(Collected data entries)
========================
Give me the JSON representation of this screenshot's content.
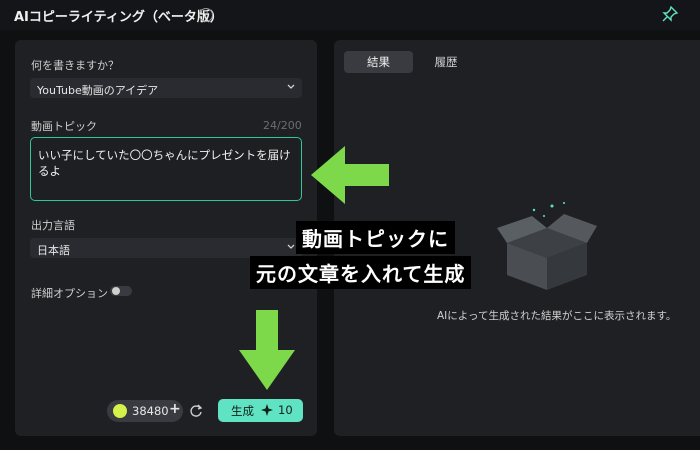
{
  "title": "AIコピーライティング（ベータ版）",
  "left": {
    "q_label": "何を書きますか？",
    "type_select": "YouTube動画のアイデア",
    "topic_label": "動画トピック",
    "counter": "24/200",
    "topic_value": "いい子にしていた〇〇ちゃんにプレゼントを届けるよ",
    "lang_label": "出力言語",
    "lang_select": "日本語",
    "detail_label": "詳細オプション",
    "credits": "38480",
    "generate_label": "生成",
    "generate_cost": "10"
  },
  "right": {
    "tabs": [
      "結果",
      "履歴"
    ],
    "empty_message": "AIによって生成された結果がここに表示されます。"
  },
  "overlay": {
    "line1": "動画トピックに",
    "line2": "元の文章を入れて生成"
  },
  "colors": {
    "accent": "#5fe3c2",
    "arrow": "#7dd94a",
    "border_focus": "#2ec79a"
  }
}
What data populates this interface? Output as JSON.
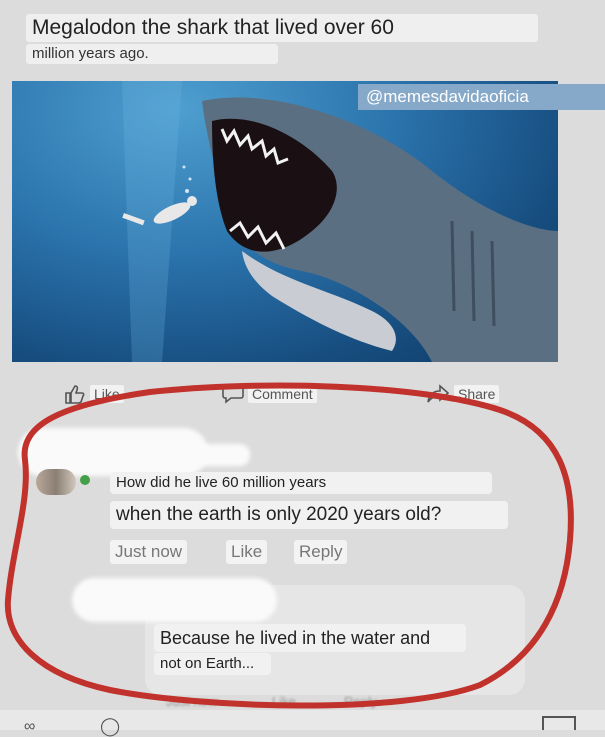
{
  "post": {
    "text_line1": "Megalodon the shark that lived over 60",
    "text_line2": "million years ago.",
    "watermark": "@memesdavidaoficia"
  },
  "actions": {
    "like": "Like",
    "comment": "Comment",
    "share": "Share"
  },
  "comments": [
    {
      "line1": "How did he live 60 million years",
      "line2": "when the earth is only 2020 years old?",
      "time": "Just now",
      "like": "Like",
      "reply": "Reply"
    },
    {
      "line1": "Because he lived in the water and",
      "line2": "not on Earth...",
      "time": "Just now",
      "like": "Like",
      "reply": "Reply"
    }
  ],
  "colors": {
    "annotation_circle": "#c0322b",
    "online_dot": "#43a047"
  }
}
========================
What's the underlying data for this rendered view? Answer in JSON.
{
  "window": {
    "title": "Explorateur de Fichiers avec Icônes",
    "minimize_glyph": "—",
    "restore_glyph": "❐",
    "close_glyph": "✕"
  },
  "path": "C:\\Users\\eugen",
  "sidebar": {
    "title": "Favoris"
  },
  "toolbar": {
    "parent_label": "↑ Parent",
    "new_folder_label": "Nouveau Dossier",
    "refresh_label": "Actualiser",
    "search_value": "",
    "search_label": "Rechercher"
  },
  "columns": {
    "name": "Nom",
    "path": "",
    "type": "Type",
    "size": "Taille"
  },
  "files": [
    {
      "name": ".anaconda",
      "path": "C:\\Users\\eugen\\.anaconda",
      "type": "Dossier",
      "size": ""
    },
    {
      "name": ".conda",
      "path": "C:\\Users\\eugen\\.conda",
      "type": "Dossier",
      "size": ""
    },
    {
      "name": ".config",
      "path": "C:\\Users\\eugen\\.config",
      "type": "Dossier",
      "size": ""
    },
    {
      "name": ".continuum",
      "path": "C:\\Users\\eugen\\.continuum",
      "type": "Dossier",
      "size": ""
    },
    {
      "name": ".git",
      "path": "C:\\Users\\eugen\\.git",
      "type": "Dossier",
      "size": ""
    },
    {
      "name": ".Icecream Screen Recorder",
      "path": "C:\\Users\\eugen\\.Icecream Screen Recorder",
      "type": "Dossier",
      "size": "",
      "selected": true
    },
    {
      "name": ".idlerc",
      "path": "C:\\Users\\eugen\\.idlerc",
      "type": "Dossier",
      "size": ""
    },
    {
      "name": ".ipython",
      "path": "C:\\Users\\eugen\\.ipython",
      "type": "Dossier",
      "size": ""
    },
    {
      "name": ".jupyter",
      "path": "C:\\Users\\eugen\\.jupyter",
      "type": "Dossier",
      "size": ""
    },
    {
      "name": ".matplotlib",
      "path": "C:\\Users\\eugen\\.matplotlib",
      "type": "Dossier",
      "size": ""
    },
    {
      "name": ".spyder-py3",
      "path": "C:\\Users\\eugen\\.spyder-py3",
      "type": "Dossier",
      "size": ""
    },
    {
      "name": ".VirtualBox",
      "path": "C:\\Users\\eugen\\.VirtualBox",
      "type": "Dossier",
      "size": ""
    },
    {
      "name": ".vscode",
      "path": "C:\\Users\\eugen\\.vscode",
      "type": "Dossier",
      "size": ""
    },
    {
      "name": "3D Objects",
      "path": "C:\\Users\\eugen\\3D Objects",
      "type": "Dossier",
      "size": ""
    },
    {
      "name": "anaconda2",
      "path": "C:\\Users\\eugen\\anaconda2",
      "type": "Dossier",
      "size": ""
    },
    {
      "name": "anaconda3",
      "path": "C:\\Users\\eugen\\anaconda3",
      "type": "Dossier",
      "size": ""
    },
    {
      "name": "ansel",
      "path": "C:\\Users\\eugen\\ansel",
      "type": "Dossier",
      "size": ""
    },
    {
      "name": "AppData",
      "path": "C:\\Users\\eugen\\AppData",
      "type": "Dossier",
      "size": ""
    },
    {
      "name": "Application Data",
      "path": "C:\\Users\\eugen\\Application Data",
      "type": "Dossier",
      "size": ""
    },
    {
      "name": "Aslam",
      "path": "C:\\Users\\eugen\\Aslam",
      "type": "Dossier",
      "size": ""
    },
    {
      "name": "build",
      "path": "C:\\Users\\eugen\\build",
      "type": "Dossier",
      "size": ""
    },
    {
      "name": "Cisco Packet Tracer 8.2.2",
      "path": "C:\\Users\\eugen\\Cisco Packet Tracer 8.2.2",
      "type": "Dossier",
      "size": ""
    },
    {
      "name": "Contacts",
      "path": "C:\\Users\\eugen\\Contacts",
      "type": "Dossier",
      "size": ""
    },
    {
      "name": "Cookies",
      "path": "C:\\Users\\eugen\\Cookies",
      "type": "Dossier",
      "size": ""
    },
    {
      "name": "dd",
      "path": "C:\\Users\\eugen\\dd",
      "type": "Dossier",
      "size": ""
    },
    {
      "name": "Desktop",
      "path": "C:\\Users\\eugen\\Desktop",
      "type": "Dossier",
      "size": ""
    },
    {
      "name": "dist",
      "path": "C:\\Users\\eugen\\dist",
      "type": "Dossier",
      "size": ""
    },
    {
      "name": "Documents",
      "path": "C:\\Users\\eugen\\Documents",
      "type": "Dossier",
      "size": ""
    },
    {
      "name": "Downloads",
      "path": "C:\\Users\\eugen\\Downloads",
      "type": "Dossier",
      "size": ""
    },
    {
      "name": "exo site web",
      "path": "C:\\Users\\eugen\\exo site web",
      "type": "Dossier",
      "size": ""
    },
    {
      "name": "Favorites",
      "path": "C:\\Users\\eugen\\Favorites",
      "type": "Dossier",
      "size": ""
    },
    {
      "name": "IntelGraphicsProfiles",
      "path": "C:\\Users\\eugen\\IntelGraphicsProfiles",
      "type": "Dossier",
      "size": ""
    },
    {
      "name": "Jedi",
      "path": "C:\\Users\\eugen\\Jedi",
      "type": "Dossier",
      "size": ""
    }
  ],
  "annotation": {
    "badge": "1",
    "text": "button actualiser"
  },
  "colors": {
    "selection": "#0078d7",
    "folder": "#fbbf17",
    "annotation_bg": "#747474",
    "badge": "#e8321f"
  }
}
========================
▶ **Exercise brief**
Identify each line in the records above that contains the word "Recorder", and copy it out in full.

▶ **Result of the task**
      "name": ".Icecream Screen Recorder",
      "path": "C:\\Users\\eugen\\.Icecream Screen Recorder",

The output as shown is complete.